• [Input material]
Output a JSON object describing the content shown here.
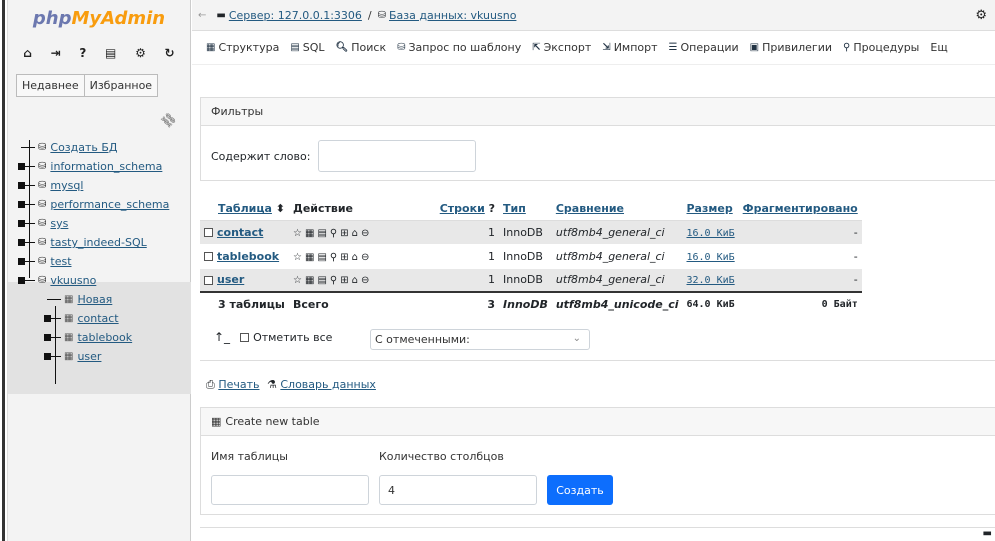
{
  "sidebar": {
    "logo_part1": "php",
    "logo_part2": "MyAdmin",
    "tabs": [
      "Недавнее",
      "Избранное"
    ],
    "tree": [
      {
        "label": "Создать БД",
        "kind": "new"
      },
      {
        "label": "information_schema",
        "kind": "db"
      },
      {
        "label": "mysql",
        "kind": "db"
      },
      {
        "label": "performance_schema",
        "kind": "db"
      },
      {
        "label": "sys",
        "kind": "db"
      },
      {
        "label": "tasty_indeed-SQL",
        "kind": "db"
      },
      {
        "label": "test",
        "kind": "db"
      },
      {
        "label": "vkuusno",
        "kind": "db"
      }
    ],
    "subtree": [
      "Новая",
      "contact",
      "tablebook",
      "user"
    ]
  },
  "topbar": {
    "server": "Сервер: 127.0.0.1:3306",
    "separator": "/",
    "database": "База данных: vkuusno"
  },
  "menu": [
    "Структура",
    "SQL",
    "Поиск",
    "Запрос по шаблону",
    "Экспорт",
    "Импорт",
    "Операции",
    "Привилегии",
    "Процедуры",
    "Ещ"
  ],
  "filters": {
    "title": "Фильтры",
    "label": "Содержит слово:",
    "value": ""
  },
  "table": {
    "headers": {
      "name": "Таблица",
      "action": "Действие",
      "rows": "Строки",
      "type": "Тип",
      "collation": "Сравнение",
      "size": "Размер",
      "overhead": "Фрагментировано"
    },
    "rows": [
      {
        "name": "contact",
        "rows": "1",
        "type": "InnoDB",
        "collation": "utf8mb4_general_ci",
        "size": "16.0 КиБ",
        "overhead": "-"
      },
      {
        "name": "tablebook",
        "rows": "1",
        "type": "InnoDB",
        "collation": "utf8mb4_general_ci",
        "size": "16.0 КиБ",
        "overhead": "-"
      },
      {
        "name": "user",
        "rows": "1",
        "type": "InnoDB",
        "collation": "utf8mb4_general_ci",
        "size": "32.0 КиБ",
        "overhead": "-"
      }
    ],
    "total": {
      "name": "3 таблицы",
      "label": "Всего",
      "rows": "3",
      "type": "InnoDB",
      "collation": "utf8mb4_unicode_ci",
      "size": "64.0 КиБ",
      "overhead": "0 Байт"
    }
  },
  "bulk": {
    "check_all": "Отметить все",
    "with_selected": "С отмеченными:"
  },
  "links": {
    "print": "Печать",
    "dictionary": "Словарь данных"
  },
  "create": {
    "title": "Create new table",
    "name_label": "Имя таблицы",
    "name_value": "",
    "cols_label": "Количество столбцов",
    "cols_value": "4",
    "button": "Создать"
  }
}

• [Stated problem] Retype each entry precisely. Skip images entirely.

• [Solution to this exercise]
Output a JSON object describing the content shown here.
{
  "sidebar": {
    "logo_part1": "php",
    "logo_part2": "MyAdmin",
    "tabs": [
      "Недавнее",
      "Избранное"
    ],
    "tree": [
      {
        "label": "Создать БД",
        "kind": "new"
      },
      {
        "label": "information_schema",
        "kind": "db"
      },
      {
        "label": "mysql",
        "kind": "db"
      },
      {
        "label": "performance_schema",
        "kind": "db"
      },
      {
        "label": "sys",
        "kind": "db"
      },
      {
        "label": "tasty_indeed-SQL",
        "kind": "db"
      },
      {
        "label": "test",
        "kind": "db"
      },
      {
        "label": "vkuusno",
        "kind": "db"
      }
    ],
    "subtree": [
      "Новая",
      "contact",
      "tablebook",
      "user"
    ]
  },
  "topbar": {
    "server": "Сервер: 127.0.0.1:3306",
    "separator": "/",
    "database": "База данных: vkuusno"
  },
  "menu": [
    "Структура",
    "SQL",
    "Поиск",
    "Запрос по шаблону",
    "Экспорт",
    "Импорт",
    "Операции",
    "Привилегии",
    "Процедуры",
    "Ещ"
  ],
  "filters": {
    "title": "Фильтры",
    "label": "Содержит слово:",
    "value": ""
  },
  "table": {
    "headers": {
      "name": "Таблица",
      "action": "Действие",
      "rows": "Строки",
      "type": "Тип",
      "collation": "Сравнение",
      "size": "Размер",
      "overhead": "Фрагментировано"
    },
    "rows": [
      {
        "name": "contact",
        "rows": "1",
        "type": "InnoDB",
        "collation": "utf8mb4_general_ci",
        "size": "16.0 КиБ",
        "overhead": "-"
      },
      {
        "name": "tablebook",
        "rows": "1",
        "type": "InnoDB",
        "collation": "utf8mb4_general_ci",
        "size": "16.0 КиБ",
        "overhead": "-"
      },
      {
        "name": "user",
        "rows": "1",
        "type": "InnoDB",
        "collation": "utf8mb4_general_ci",
        "size": "32.0 КиБ",
        "overhead": "-"
      }
    ],
    "total": {
      "name": "3 таблицы",
      "label": "Всего",
      "rows": "3",
      "type": "InnoDB",
      "collation": "utf8mb4_unicode_ci",
      "size": "64.0 КиБ",
      "overhead": "0 Байт"
    }
  },
  "bulk": {
    "check_all": "Отметить все",
    "with_selected": "С отмеченными:"
  },
  "links": {
    "print": "Печать",
    "dictionary": "Словарь данных"
  },
  "create": {
    "title": "Create new table",
    "name_label": "Имя таблицы",
    "name_value": "",
    "cols_label": "Количество столбцов",
    "cols_value": "4",
    "button": "Создать"
  }
}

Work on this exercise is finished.